WORK TASK: Please reproduce the data below exactly, from the first line to the last.

════════════════

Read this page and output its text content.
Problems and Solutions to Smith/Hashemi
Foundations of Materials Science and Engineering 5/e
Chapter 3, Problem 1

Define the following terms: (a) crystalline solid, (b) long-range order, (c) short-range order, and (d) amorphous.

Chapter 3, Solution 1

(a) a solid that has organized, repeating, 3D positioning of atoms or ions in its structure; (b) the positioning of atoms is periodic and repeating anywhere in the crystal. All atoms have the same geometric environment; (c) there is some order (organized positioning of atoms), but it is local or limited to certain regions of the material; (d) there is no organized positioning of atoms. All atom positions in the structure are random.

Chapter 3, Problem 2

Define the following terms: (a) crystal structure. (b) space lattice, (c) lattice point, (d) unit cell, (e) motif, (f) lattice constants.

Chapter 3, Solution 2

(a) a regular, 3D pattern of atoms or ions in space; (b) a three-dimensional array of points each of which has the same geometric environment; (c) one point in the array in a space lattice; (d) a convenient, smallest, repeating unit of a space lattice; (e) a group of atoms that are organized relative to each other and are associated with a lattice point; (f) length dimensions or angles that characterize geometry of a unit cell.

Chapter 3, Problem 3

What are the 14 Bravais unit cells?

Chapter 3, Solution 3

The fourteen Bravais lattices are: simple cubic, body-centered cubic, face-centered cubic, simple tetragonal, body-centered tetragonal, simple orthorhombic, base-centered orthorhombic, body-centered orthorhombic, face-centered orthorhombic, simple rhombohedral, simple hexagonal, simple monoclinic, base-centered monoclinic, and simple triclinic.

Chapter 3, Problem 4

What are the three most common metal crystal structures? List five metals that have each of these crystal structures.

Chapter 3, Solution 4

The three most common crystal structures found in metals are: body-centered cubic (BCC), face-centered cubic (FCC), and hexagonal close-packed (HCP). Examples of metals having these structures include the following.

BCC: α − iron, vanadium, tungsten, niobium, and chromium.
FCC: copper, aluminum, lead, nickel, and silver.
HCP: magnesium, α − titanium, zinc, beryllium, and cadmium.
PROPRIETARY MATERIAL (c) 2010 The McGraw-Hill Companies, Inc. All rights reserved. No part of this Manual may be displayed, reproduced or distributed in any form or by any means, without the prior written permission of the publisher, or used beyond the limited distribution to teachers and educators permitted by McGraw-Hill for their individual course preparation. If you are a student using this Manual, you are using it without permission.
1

════════════════

RESPONSE BELOW:
Read this page and output its text content.
Problems and Solutions to Smith/Hashemi
Foundations of Materials Science and Engineering 5/e
Chapter 3, Problem 1

Define the following terms: (a) crystalline solid, (b) long-range order, (c) short-range order, and (d) amorphous.

Chapter 3, Solution 1

(a) a solid that has organized, repeating, 3D positioning of atoms or ions in its structure; (b) the positioning of atoms is periodic and repeating anywhere in the crystal. All atoms have the same geometric environment; (c) there is some order (organized positioning of atoms), but it is local or limited to certain regions of the material; (d) there is no organized positioning of atoms. All atom positions in the structure are random.

Chapter 3, Problem 2

Define the following terms: (a) crystal structure. (b) space lattice, (c) lattice point, (d) unit cell, (e) motif, (f) lattice constants.

Chapter 3, Solution 2

(a) a regular, 3D pattern of atoms or ions in space; (b) a three-dimensional array of points each of which has the same geometric environment; (c) one point in the array in a space lattice; (d) a convenient, smallest, repeating unit of a space lattice; (e) a group of atoms that are organized relative to each other and are associated with a lattice point; (f) length dimensions or angles that characterize geometry of a unit cell.

Chapter 3, Problem 3

What are the 14 Bravais unit cells?

Chapter 3, Solution 3

The fourteen Bravais lattices are: simple cubic, body-centered cubic, face-centered cubic, simple tetragonal, body-centered tetragonal, simple orthorhombic, base-centered orthorhombic, body-centered orthorhombic, face-centered orthorhombic, simple rhombohedral, simple hexagonal, simple monoclinic, base-centered monoclinic, and simple triclinic.

Chapter 3, Problem 4

What are the three most common metal crystal structures? List five metals that have each of these crystal structures.

Chapter 3, Solution 4

The three most common crystal structures found in metals are: body-centered cubic (BCC), face-centered cubic (FCC), and hexagonal close-packed (HCP). Examples of metals having these structures include the following.

BCC: α − iron, vanadium, tungsten, niobium, and chromium.
FCC: copper, aluminum, lead, nickel, and silver.
HCP: magnesium, α − titanium, zinc, beryllium, and cadmium.
PROPRIETARY MATERIAL (c) 2010 The McGraw-Hill Companies, Inc. All rights reserved. No part of this Manual may be displayed, reproduced or distributed in any form or by any means, without the prior written permission of the publisher, or used beyond the limited distribution to teachers and educators permitted by McGraw-Hill for their individual course preparation. If you are a student using this Manual, you are using it without permission.
1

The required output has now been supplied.